(The exercise): Output the records. Match them exactly.

(Data lines):
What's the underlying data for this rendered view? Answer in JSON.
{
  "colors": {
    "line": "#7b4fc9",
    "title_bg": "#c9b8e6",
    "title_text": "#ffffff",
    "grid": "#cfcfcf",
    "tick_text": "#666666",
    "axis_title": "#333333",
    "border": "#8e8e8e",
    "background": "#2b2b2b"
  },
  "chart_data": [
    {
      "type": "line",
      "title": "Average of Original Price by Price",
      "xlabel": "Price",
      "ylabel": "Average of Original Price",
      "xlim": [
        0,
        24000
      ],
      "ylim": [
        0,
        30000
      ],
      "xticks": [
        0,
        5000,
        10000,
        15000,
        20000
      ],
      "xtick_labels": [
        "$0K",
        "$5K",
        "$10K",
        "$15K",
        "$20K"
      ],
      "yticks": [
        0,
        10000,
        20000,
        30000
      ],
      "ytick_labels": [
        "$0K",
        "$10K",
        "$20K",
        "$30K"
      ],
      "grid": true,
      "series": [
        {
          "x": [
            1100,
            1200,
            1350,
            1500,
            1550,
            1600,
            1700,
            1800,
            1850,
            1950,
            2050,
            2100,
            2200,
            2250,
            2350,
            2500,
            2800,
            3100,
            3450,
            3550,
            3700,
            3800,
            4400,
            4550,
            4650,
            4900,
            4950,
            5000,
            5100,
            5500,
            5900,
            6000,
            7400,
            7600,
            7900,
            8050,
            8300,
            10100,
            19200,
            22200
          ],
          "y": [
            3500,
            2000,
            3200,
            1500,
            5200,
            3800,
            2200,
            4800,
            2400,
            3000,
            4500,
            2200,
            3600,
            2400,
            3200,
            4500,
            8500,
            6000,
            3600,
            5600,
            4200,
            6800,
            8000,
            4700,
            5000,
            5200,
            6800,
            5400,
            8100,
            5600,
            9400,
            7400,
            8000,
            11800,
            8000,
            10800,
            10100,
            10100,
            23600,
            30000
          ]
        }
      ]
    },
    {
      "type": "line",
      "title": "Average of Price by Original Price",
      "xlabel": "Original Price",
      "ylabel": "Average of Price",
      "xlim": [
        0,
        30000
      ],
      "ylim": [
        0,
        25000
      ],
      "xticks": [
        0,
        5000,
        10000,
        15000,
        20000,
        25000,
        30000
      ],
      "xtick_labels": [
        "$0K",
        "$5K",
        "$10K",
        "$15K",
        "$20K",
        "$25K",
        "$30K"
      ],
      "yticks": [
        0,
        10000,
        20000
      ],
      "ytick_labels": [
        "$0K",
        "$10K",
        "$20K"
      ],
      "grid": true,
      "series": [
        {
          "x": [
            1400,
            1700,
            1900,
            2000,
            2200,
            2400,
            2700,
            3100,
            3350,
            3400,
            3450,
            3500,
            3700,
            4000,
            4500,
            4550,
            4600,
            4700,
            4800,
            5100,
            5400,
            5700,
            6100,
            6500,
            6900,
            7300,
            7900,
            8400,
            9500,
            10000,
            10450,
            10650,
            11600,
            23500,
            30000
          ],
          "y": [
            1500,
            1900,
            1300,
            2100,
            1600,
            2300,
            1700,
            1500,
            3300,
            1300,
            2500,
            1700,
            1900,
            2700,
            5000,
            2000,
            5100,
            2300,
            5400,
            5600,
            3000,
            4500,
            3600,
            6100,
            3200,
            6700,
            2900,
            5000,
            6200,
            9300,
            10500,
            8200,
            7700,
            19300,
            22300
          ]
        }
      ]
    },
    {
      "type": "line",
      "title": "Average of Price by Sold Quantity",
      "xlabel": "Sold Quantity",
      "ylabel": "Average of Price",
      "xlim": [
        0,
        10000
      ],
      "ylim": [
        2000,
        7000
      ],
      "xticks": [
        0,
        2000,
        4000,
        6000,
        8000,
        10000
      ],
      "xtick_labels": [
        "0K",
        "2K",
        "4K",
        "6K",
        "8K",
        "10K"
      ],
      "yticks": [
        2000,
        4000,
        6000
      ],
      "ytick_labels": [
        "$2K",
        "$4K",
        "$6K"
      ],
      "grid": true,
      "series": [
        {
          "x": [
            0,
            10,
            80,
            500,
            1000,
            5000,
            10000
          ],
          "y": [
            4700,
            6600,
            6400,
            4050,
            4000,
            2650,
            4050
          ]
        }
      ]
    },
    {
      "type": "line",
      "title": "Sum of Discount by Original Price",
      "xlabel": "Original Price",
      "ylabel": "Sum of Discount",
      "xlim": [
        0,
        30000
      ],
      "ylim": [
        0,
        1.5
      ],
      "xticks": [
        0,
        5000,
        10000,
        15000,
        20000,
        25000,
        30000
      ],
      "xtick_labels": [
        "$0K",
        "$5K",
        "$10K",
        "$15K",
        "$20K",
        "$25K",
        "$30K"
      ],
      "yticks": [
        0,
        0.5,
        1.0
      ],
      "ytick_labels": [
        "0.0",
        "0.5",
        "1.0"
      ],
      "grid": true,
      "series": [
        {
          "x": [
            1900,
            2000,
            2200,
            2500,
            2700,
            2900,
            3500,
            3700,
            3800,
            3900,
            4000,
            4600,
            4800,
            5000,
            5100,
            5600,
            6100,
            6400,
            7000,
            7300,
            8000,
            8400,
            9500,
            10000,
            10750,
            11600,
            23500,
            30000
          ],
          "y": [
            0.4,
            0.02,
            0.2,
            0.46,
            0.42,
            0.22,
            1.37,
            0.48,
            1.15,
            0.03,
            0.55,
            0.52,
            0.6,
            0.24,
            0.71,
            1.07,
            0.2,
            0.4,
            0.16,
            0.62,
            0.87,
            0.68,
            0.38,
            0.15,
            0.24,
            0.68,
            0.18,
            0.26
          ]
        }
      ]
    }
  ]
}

(Full solution):
What's the underlying data for this rendered view? Answer in JSON.
{
  "colors": {
    "line": "#7b4fc9",
    "title_bg": "#c9b8e6",
    "title_text": "#ffffff",
    "grid": "#cfcfcf",
    "tick_text": "#666666",
    "axis_title": "#333333",
    "border": "#8e8e8e",
    "background": "#2b2b2b"
  },
  "chart_data": [
    {
      "type": "line",
      "title": "Average of Original Price by Price",
      "xlabel": "Price",
      "ylabel": "Average of Original Price",
      "xlim": [
        0,
        24000
      ],
      "ylim": [
        0,
        30000
      ],
      "xticks": [
        0,
        5000,
        10000,
        15000,
        20000
      ],
      "xtick_labels": [
        "$0K",
        "$5K",
        "$10K",
        "$15K",
        "$20K"
      ],
      "yticks": [
        0,
        10000,
        20000,
        30000
      ],
      "ytick_labels": [
        "$0K",
        "$10K",
        "$20K",
        "$30K"
      ],
      "grid": true,
      "series": [
        {
          "x": [
            1100,
            1200,
            1350,
            1500,
            1550,
            1600,
            1700,
            1800,
            1850,
            1950,
            2050,
            2100,
            2200,
            2250,
            2350,
            2500,
            2800,
            3100,
            3450,
            3550,
            3700,
            3800,
            4400,
            4550,
            4650,
            4900,
            4950,
            5000,
            5100,
            5500,
            5900,
            6000,
            7400,
            7600,
            7900,
            8050,
            8300,
            10100,
            19200,
            22200
          ],
          "y": [
            3500,
            2000,
            3200,
            1500,
            5200,
            3800,
            2200,
            4800,
            2400,
            3000,
            4500,
            2200,
            3600,
            2400,
            3200,
            4500,
            8500,
            6000,
            3600,
            5600,
            4200,
            6800,
            8000,
            4700,
            5000,
            5200,
            6800,
            5400,
            8100,
            5600,
            9400,
            7400,
            8000,
            11800,
            8000,
            10800,
            10100,
            10100,
            23600,
            30000
          ]
        }
      ]
    },
    {
      "type": "line",
      "title": "Average of Price by Original Price",
      "xlabel": "Original Price",
      "ylabel": "Average of Price",
      "xlim": [
        0,
        30000
      ],
      "ylim": [
        0,
        25000
      ],
      "xticks": [
        0,
        5000,
        10000,
        15000,
        20000,
        25000,
        30000
      ],
      "xtick_labels": [
        "$0K",
        "$5K",
        "$10K",
        "$15K",
        "$20K",
        "$25K",
        "$30K"
      ],
      "yticks": [
        0,
        10000,
        20000
      ],
      "ytick_labels": [
        "$0K",
        "$10K",
        "$20K"
      ],
      "grid": true,
      "series": [
        {
          "x": [
            1400,
            1700,
            1900,
            2000,
            2200,
            2400,
            2700,
            3100,
            3350,
            3400,
            3450,
            3500,
            3700,
            4000,
            4500,
            4550,
            4600,
            4700,
            4800,
            5100,
            5400,
            5700,
            6100,
            6500,
            6900,
            7300,
            7900,
            8400,
            9500,
            10000,
            10450,
            10650,
            11600,
            23500,
            30000
          ],
          "y": [
            1500,
            1900,
            1300,
            2100,
            1600,
            2300,
            1700,
            1500,
            3300,
            1300,
            2500,
            1700,
            1900,
            2700,
            5000,
            2000,
            5100,
            2300,
            5400,
            5600,
            3000,
            4500,
            3600,
            6100,
            3200,
            6700,
            2900,
            5000,
            6200,
            9300,
            10500,
            8200,
            7700,
            19300,
            22300
          ]
        }
      ]
    },
    {
      "type": "line",
      "title": "Average of Price by Sold Quantity",
      "xlabel": "Sold Quantity",
      "ylabel": "Average of Price",
      "xlim": [
        0,
        10000
      ],
      "ylim": [
        2000,
        7000
      ],
      "xticks": [
        0,
        2000,
        4000,
        6000,
        8000,
        10000
      ],
      "xtick_labels": [
        "0K",
        "2K",
        "4K",
        "6K",
        "8K",
        "10K"
      ],
      "yticks": [
        2000,
        4000,
        6000
      ],
      "ytick_labels": [
        "$2K",
        "$4K",
        "$6K"
      ],
      "grid": true,
      "series": [
        {
          "x": [
            0,
            10,
            80,
            500,
            1000,
            5000,
            10000
          ],
          "y": [
            4700,
            6600,
            6400,
            4050,
            4000,
            2650,
            4050
          ]
        }
      ]
    },
    {
      "type": "line",
      "title": "Sum of Discount by Original Price",
      "xlabel": "Original Price",
      "ylabel": "Sum of Discount",
      "xlim": [
        0,
        30000
      ],
      "ylim": [
        0,
        1.5
      ],
      "xticks": [
        0,
        5000,
        10000,
        15000,
        20000,
        25000,
        30000
      ],
      "xtick_labels": [
        "$0K",
        "$5K",
        "$10K",
        "$15K",
        "$20K",
        "$25K",
        "$30K"
      ],
      "yticks": [
        0,
        0.5,
        1.0
      ],
      "ytick_labels": [
        "0.0",
        "0.5",
        "1.0"
      ],
      "grid": true,
      "series": [
        {
          "x": [
            1900,
            2000,
            2200,
            2500,
            2700,
            2900,
            3500,
            3700,
            3800,
            3900,
            4000,
            4600,
            4800,
            5000,
            5100,
            5600,
            6100,
            6400,
            7000,
            7300,
            8000,
            8400,
            9500,
            10000,
            10750,
            11600,
            23500,
            30000
          ],
          "y": [
            0.4,
            0.02,
            0.2,
            0.46,
            0.42,
            0.22,
            1.37,
            0.48,
            1.15,
            0.03,
            0.55,
            0.52,
            0.6,
            0.24,
            0.71,
            1.07,
            0.2,
            0.4,
            0.16,
            0.62,
            0.87,
            0.68,
            0.38,
            0.15,
            0.24,
            0.68,
            0.18,
            0.26
          ]
        }
      ]
    }
  ]
}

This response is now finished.